The most commonly used device for fundoscopy is the standard direct ophthalmoscope, and this procedure can be properly done in a dimly-lit environment. First, the patient’s and doctor’s eyeglasses must be removed, but not contact lenses. It is advisable to give the patient some tissue in case of tearing. The patient is instructed to fix his gaze on the spot around 1 meter ahead. Doctors should refrain from talking with the patient during the procedure, because patients may tend to move their gazes involuntarily. Depending on the eye to be examined, the instrument is then held with the hand belonging to the same side as the examining eye. The patient’s left fundus is examined with the left eye and the right fundus with the right eye. The ophthalmoscope is turned on with the light intensity set at a two-thirds strength and the lens wheel at 0 diopters.

The first step in the fundoscopic procedure is to look for the patient’s red reflex. The patient’s eye is illuminated from a distance of around 12 to 15 inches to examine the red reflex (R/R) of the retina, where the eye appears to glow red. Once this has been achieved, the lens is adjusted to +10 diopters and standing from the patient’s side; the doctor slowly moves toward the patient while looking through the viewing aperture until he is 1-2 inches from the patient’s eye. While moving toward the patient, doctors usually place their hand on the patient’s forehead or shoulder. At +10 diopters, the anterior structures of the eye, such as the cornea, are the first ones to come into focus. Dialing the magnification from +10 to 0 effectively shifts the focus from the front to the back of the patient’s eye, towards the retina.

Examining the Structures

What exactly do doctors see when they shine these flashlights into our eyes?  At its core, fundoscopy provides the only means to directly observe the arteries, veins, and central nervous system (the retina) in the intact, living patient. During the fundoscopic procedure, doctors look at structures collectively known as the eyegrounds, which include the retina, retinal blood vessels, optic disc, and some parts of the choroid.

Once the doctor successfully focuses the ophthalmoscope on the patient’s fundus and eyegrounds, it is important and useful to follow a methodological pattern of examination, particularly the 6-point fundal examination routine. The first structure is the optic disc, taking into consideration the 3 Cs, Cup, Color, and Contour, and the disc to cup ratio. Next are the 4 vascular arcades, namely the superotemporal, superonasal, inferotemporal, and inferonasal arcade vessels and retina. The relative size of the arteries and veins and the texture and color of the retina should be taken into account. Also, when observing these structures, the patient should be advised to look in the direction of the portion of retina being examined. For instance, in observing the superior retina, the patient is asked to look up. Remember that the patient’s left and right are the opposite of your own. Finally, the last structure for observation is the macula, noting its color and size.

Due to a lot of factors such as the brightness of the light, refraining from blinking, and the close proximity to the doctor, fundoscopy can cause much pain or discomfort to the patient. Therefore, it’s best to keep the procedure to 30-35 seconds at a time, alternating between the two eyes to give the patient breaks. Also, it is crucial that the line of sight between examiner, ophthalmoscope, and patient is maintained as one moves around to see the different eye structures.

Alternative Procedures

Other ophthalmoscopy procedures make use of roughly the same method with the light beam and diopter lens. In indirect ophthalmoscopy, the patient lays flat in a reclining chair, with much room for the doctor to move freely around the head, with two lens options at 20D and 28D. The slit lamp examination, meanwhile, involves the patient sitting in front of the slit lamp ophthalmoscope with his head held steady. The eyelids, cornea, sclera, conjunctiva, and iris are some eye structures that can also be observed with the slit lamp ophthalmoscope, aside from the fundus.

○ ○ ○

According to the fundoscopy text, which eye structures besides the fundus can be observed with the slit lamp ophthalmoscope? List every one it names.

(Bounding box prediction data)

○ ○ ○

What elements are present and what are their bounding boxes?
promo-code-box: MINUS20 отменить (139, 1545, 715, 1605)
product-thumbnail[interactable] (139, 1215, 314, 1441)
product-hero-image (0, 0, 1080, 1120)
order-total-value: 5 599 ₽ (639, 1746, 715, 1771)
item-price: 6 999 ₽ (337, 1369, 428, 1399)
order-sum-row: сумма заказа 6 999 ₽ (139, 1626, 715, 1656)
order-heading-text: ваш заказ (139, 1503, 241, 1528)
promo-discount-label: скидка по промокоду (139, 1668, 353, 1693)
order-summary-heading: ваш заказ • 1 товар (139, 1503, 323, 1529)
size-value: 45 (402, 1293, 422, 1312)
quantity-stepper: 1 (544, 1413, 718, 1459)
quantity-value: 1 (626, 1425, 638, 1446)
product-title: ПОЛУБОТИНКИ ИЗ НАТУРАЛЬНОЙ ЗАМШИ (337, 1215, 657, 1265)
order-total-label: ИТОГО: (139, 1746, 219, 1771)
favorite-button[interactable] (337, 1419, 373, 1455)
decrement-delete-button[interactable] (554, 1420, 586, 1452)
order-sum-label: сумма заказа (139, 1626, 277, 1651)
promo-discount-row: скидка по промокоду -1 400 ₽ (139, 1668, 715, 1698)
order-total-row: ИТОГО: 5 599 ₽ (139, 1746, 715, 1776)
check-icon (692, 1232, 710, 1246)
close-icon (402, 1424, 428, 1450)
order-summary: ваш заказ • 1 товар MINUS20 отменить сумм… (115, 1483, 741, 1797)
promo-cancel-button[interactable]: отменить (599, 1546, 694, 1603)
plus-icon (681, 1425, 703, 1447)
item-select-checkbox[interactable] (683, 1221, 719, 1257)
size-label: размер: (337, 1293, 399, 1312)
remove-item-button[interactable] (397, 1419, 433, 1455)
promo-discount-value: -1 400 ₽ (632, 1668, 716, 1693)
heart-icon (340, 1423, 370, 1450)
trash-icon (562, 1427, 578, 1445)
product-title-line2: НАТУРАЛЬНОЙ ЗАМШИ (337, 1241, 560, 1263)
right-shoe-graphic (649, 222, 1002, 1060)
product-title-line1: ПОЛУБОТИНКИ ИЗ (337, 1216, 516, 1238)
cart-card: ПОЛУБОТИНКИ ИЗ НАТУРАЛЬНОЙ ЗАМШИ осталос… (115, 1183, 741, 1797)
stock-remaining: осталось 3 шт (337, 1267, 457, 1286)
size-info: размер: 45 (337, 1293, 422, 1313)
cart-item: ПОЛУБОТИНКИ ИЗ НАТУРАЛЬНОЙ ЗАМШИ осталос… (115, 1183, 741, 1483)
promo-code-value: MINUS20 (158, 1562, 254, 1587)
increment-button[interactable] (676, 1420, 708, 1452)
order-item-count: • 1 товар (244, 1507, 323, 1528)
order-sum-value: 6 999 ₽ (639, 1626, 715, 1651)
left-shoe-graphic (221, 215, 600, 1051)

○ ○ ○

### Exercise response
Eyelids, cornea, sclera, conjunctiva, iris